#### ОТРЫВОК
______________________________

У Туруты. Через некоторое время Рачинская нашла знакомого ей хозяина недалеко от Калварии, который согласился взять меня с семьей в качестве работника. Хозяин, фамилия его Турута, имел хозяйство не очень большое, но сам работать не любил, а большую часть времени или проводил в Калварии, или ездил в другие местечки. Всё время что-то продавал, покупал. Очень любил выпить. Постоянно строил планы, что он скоро поведет свое хозяйство по-другому, по-новому, что скоро он разбогатеет. Жена у него была полька. Женщина красивая, но очень злая. С хозяином то и дело ругалась. 

Переход мой к хозяину был оформлен через полицию. Всё оформление производилось без меня. Это сделал мой новый хозяин Турута. Когда он меня привез к себе, то я увидел у него еще одного работника. Им оказался Иван Иванович Иванов. Его выпустили из тюрьмы в тот же день, что меня, а забрал из Мариампольской тюрьмы Турута. Иван Иванович у Туруты уже освоился. Подладился под хозяйку. Делал ей заискивающие комплименты. Парень он был молодой, интересный. После тюремного голодания успел уже поправиться. Хозяин часто отсутствовал. На Ивана Ивановича хозяйка стала посматривать с вожделением. Иван Иванович не терялся. 

На другой день Турута захватил меня в Калварию. Там он через полицию оформил к себе в работницы и Веру. 

И вот мы опять вместе. 

Хозяин рано утром уезжает из дома, а иногда и не ночует дома, задерживается в Калварии или еще где. Хозяйка Ванда рано утром будит нас. Вера доит коров. Я что-либо убираю по двору. До завтрака мы успеваем изрядно наработаться. Перед завтраком Вера забегает в дом разбудить и одеть Люсю. После завтрака опять работа. Поздняя осень. С поля колосовые уже убраны. Начинаем молотить. Молотим цепами. Хозяйка заставляет молотить и Веру. Ей это делать тяжело. Беременность уже заметна по наружности. Хозяйка это видит, но предпочтения и сочувствия никакого. Если Вера задержалась с Люсей, долго ее одевает, то хозяйка начинает кричать, что она долго ковыряется: «Какая советская барыня!» В общем, хозяйка Веру невзлюбила. Есть (вальчить) давала мало, а работать (дирбать) заставляла много. Хозяйка становится всё злее и злее. Повседневные упреки, что мы ее объедаем, становятся невыносимыми. Вера почти всё время плачет. Днем к Люсе не может подойти. Хозяйка, как только увидит, что Вера подошла к Люсе, тут же начинает кричать: «Что ты с ней занимаешься? Какая барыня (пани)! Работать надо!». 

Мы с Верой можем поговорить только ночью. И решили мы, что Вере надо опять проситься в лагерь. Там хотя и голодно, и тесно, но там свои люди, советские. Там людей объединяет общее горе, общие интересы. Там люди сочувствуют друг другу.

______________________________

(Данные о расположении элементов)
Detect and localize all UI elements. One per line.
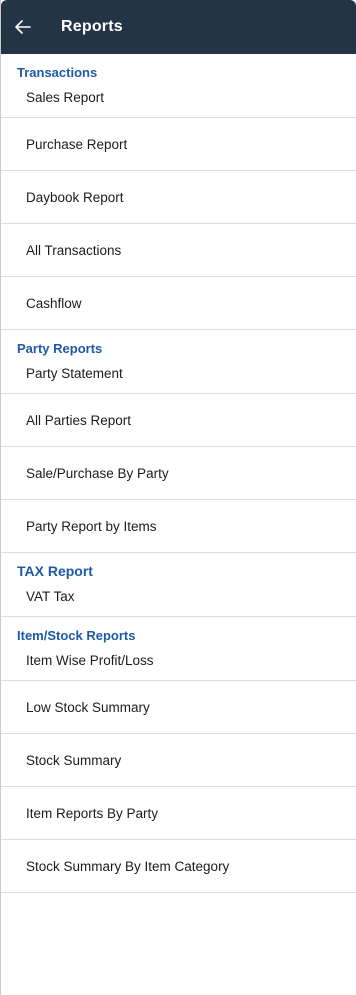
section-header-party-reports: Party Reports (17, 341, 103, 356)
reports-screen: Reports Transactions Sales Report Purcha… (0, 0, 356, 995)
section-header-transactions: Transactions (17, 65, 98, 80)
menu-item-stock-summary-by-item-category[interactable]: Stock Summary By Item Category (1, 840, 356, 893)
section-party-reports: Party Reports Party Statement All Partie… (1, 330, 356, 553)
section-header-tax-report: TAX Report (17, 563, 93, 579)
arrow-left-icon (15, 20, 31, 34)
section-tax-report: TAX Report VAT Tax (1, 553, 356, 617)
menu-item-sales-report[interactable]: Sales Report (1, 82, 356, 118)
menu-item-party-report-by-items[interactable]: Party Report by Items (1, 500, 356, 553)
menu-item-stock-summary[interactable]: Stock Summary (1, 734, 356, 787)
section-item-stock-reports: Item/Stock Reports Item Wise Profit/Loss… (1, 617, 356, 893)
menu-item-cashflow[interactable]: Cashflow (1, 277, 356, 330)
page-title: Reports (61, 18, 123, 35)
menu-item-item-reports-by-party[interactable]: Item Reports By Party (1, 787, 356, 840)
menu-item-all-parties-report[interactable]: All Parties Report (1, 394, 356, 447)
back-button[interactable] (1, 0, 45, 54)
menu-item-all-transactions[interactable]: All Transactions (1, 224, 356, 277)
menu-item-item-wise-profit-loss[interactable]: Item Wise Profit/Loss (1, 645, 356, 681)
menu-item-purchase-report[interactable]: Purchase Report (1, 118, 356, 171)
menu-item-low-stock-summary[interactable]: Low Stock Summary (1, 681, 356, 734)
menu-item-sale-purchase-by-party[interactable]: Sale/Purchase By Party (1, 447, 356, 500)
section-header-item-stock-reports: Item/Stock Reports (17, 628, 136, 643)
menu-item-vat-tax[interactable]: VAT Tax (1, 581, 356, 617)
section-transactions: Transactions Sales Report Purchase Repor… (1, 54, 356, 330)
menu-item-party-statement[interactable]: Party Statement (1, 358, 356, 394)
menu-item-daybook-report[interactable]: Daybook Report (1, 171, 356, 224)
app-bar: Reports (1, 0, 356, 54)
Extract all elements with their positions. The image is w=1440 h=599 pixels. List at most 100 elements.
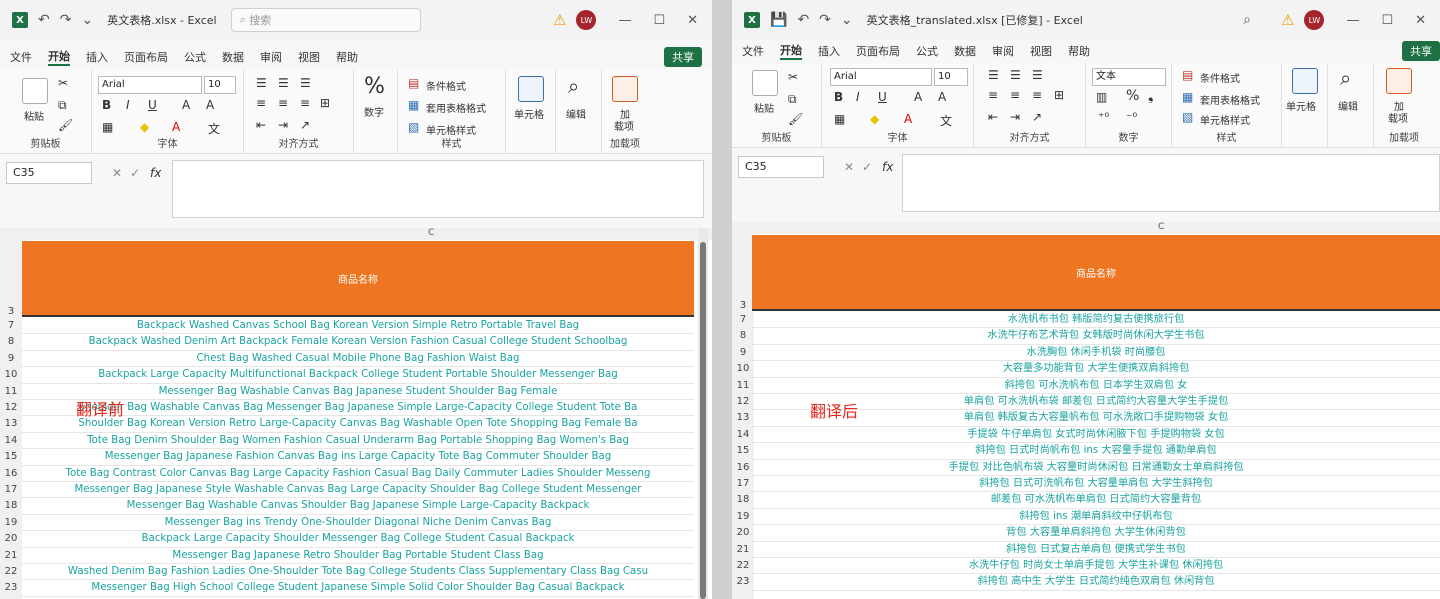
cells-icon[interactable] [1292, 68, 1318, 94]
table-row[interactable]: Tote Bag Contrast Color Canvas Bag Large… [22, 466, 694, 482]
row-number[interactable]: 20 [732, 527, 754, 538]
cells-icon[interactable] [518, 76, 544, 102]
underline-icon[interactable]: U [878, 90, 887, 104]
align-center-icon[interactable]: ≡ [1010, 88, 1020, 102]
close-icon[interactable]: ✕ [687, 13, 698, 28]
tab-page-layout[interactable]: 页面布局 [856, 43, 900, 59]
table-format-button[interactable]: 套用表格格式 [1200, 92, 1260, 107]
row-number[interactable]: 17 [732, 478, 754, 489]
undo-icon[interactable]: ↶ [797, 12, 809, 28]
table-row[interactable]: Backpack Washed Denim Art Backpack Femal… [22, 334, 694, 351]
row-number[interactable]: 3 [732, 300, 754, 311]
row-number[interactable]: 19 [0, 517, 22, 528]
formula-input[interactable] [902, 154, 1440, 212]
increase-decimal-icon[interactable]: ⁺⁰ [1098, 110, 1109, 124]
header-cell[interactable]: 商品名称 [22, 241, 694, 317]
font-color-icon[interactable]: A [172, 120, 180, 134]
tab-home[interactable]: 开始 [780, 42, 802, 60]
align-bottom-icon[interactable]: ☰ [300, 76, 311, 90]
fx-icon[interactable]: fx [882, 160, 893, 174]
table-row[interactable]: 水洗帆布书包 韩版简约复古便携旅行包 [752, 312, 1440, 329]
table-row[interactable]: Chest Bag Washed Casual Mobile Phone Bag… [22, 351, 694, 368]
row-number[interactable]: 18 [0, 500, 22, 511]
table-row[interactable]: 斜挎包 高中生 大学生 日式简约纯色双肩包 休闲背包 [752, 574, 1440, 591]
table-row[interactable]: Messenger Bag Japanese Style Washable Ca… [22, 482, 694, 499]
underline-icon[interactable]: U [148, 98, 157, 112]
tab-data[interactable]: 数据 [954, 43, 976, 59]
row-number[interactable]: 13 [732, 412, 754, 423]
row-number[interactable]: 19 [732, 511, 754, 522]
indent-icon[interactable]: ⇤ [988, 110, 998, 124]
row-number[interactable]: 7 [0, 320, 22, 331]
row-number[interactable]: 12 [0, 402, 22, 413]
row-number[interactable]: 17 [0, 484, 22, 495]
row-number[interactable]: 11 [0, 386, 22, 397]
table-row[interactable]: 斜挎包 日式时尚帆布包 ins 大容量手提包 通勤单肩包 [752, 443, 1440, 460]
tab-home[interactable]: 开始 [48, 48, 70, 66]
italic-icon[interactable]: I [126, 98, 130, 112]
avatar[interactable]: LW [576, 10, 597, 30]
align-right-icon[interactable]: ≡ [300, 96, 310, 110]
row-number[interactable]: 9 [0, 353, 22, 364]
row-number[interactable]: 8 [732, 330, 754, 341]
maximize-icon[interactable]: ☐ [1381, 13, 1393, 28]
table-row[interactable]: 背包 大容量单肩斜挎包 大学生休闲背包 [752, 525, 1440, 542]
font-color-icon[interactable]: A [904, 112, 912, 126]
table-row[interactable]: 斜挎包 可水洗帆布包 日本学生双肩包 女 [752, 378, 1440, 394]
row-number[interactable]: 9 [732, 347, 754, 358]
tab-insert[interactable]: 插入 [818, 43, 840, 59]
tab-data[interactable]: 数据 [222, 49, 244, 65]
font-name-box[interactable]: Arial [98, 76, 202, 94]
warning-icon[interactable]: ⚠ [553, 11, 566, 29]
table-row[interactable]: Tote Bag Denim Shoulder Bag Women Fashio… [22, 433, 694, 450]
cond-format-button[interactable]: 条件格式 [426, 78, 466, 93]
merge-icon[interactable]: ⊞ [1054, 88, 1064, 102]
minimize-icon[interactable]: — [1346, 13, 1359, 28]
tab-help[interactable]: 帮助 [1068, 43, 1090, 59]
tab-help[interactable]: 帮助 [336, 49, 358, 65]
percent-icon[interactable]: % [1126, 88, 1139, 104]
column-header-c[interactable]: C [1158, 222, 1164, 232]
table-row[interactable]: 斜挎包 日式可洗帆布包 大容量单肩包 大学生斜挎包 [752, 476, 1440, 493]
row-number[interactable]: 14 [0, 435, 22, 446]
font-name-box[interactable]: Arial [830, 68, 932, 86]
increase-font-icon[interactable]: A [914, 90, 922, 104]
copy-icon[interactable]: ⧉ [788, 92, 797, 107]
paste-icon[interactable] [752, 70, 778, 96]
table-row[interactable]: Backpack Large Capacity Multifunctional … [22, 367, 694, 384]
find-icon[interactable]: ⌕ [1340, 66, 1351, 90]
search-icon[interactable]: ⌕ [1243, 12, 1251, 28]
row-number[interactable]: 18 [732, 494, 754, 505]
align-center-icon[interactable]: ≡ [278, 96, 288, 110]
align-middle-icon[interactable]: ☰ [1010, 68, 1021, 82]
tab-file[interactable]: 文件 [742, 43, 764, 59]
format-painter-icon[interactable]: 🖌 [58, 118, 73, 132]
table-row[interactable]: 手提袋 牛仔单肩包 女式时尚休闲腋下包 手提购物袋 女包 [752, 427, 1440, 444]
table-row[interactable]: Messenger Bag ins Trendy One-Shoulder Di… [22, 515, 694, 532]
scroll-thumb[interactable] [700, 242, 706, 599]
cond-format-button[interactable]: 条件格式 [1200, 70, 1240, 85]
column-header-c[interactable]: C [428, 228, 434, 238]
row-number[interactable]: 21 [732, 544, 754, 555]
confirm-icon[interactable]: ✓ [862, 160, 872, 174]
minimize-icon[interactable]: — [618, 13, 631, 28]
table-format-button[interactable]: 套用表格格式 [426, 100, 486, 115]
cancel-icon[interactable]: ✕ [112, 166, 122, 180]
align-bottom-icon[interactable]: ☰ [1032, 68, 1043, 82]
align-left-icon[interactable]: ≡ [988, 88, 998, 102]
tab-view[interactable]: 视图 [1030, 43, 1052, 59]
format-painter-icon[interactable]: 🖌 [788, 112, 803, 126]
row-number[interactable]: 15 [0, 451, 22, 462]
currency-icon[interactable]: ▥ [1096, 90, 1107, 104]
find-icon[interactable]: ⌕ [568, 74, 579, 98]
table-row[interactable]: Messenger Bag Japanese Retro Shoulder Ba… [22, 548, 694, 564]
decrease-font-icon[interactable]: A [206, 98, 214, 112]
table-row[interactable]: Washed Denim Bag Fashion Ladies One-Shou… [22, 564, 694, 581]
name-box[interactable]: C35 [6, 162, 92, 184]
formula-input[interactable] [172, 160, 704, 218]
warning-icon[interactable]: ⚠ [1281, 11, 1294, 29]
row-number[interactable]: 13 [0, 418, 22, 429]
italic-icon[interactable]: I [856, 90, 860, 104]
align-top-icon[interactable]: ☰ [256, 76, 267, 90]
row-number[interactable]: 7 [732, 314, 754, 325]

______________________________

#### ЗАДАНИЯ
a – Как звали второго работника, которого рассказчик застал у Туруты, согласно отрывку о жизни у Туруты?
b – Процитируйте из отрывка о жизни у Туруты фрагмент между словами «У Туруты. Через» и «и дело ругалась.» включительно.

#### ОТВЕТЫ ПО ПОРЯДКУ
a – Иван Иванович Иванов.

b –
У Туруты. Через некоторое время Рачинская нашла знакомого ей хозяина недалеко от Калварии, который согласился взять меня с семьей в качестве работника. Хозяин, фамилия его Турута, имел хозяйство не очень большое, но сам работать не любил, а большую часть времени или проводил в Калварии, или ездил в другие местечки. Всё время что-то продавал, покупал. Очень любил выпить. Постоянно строил планы, что он скоро поведет свое хозяйство по-другому, по-новому, что скоро он разбогатеет. Жена у него была полька. Женщина красивая, но очень злая. С хозяином то и дело ругалась.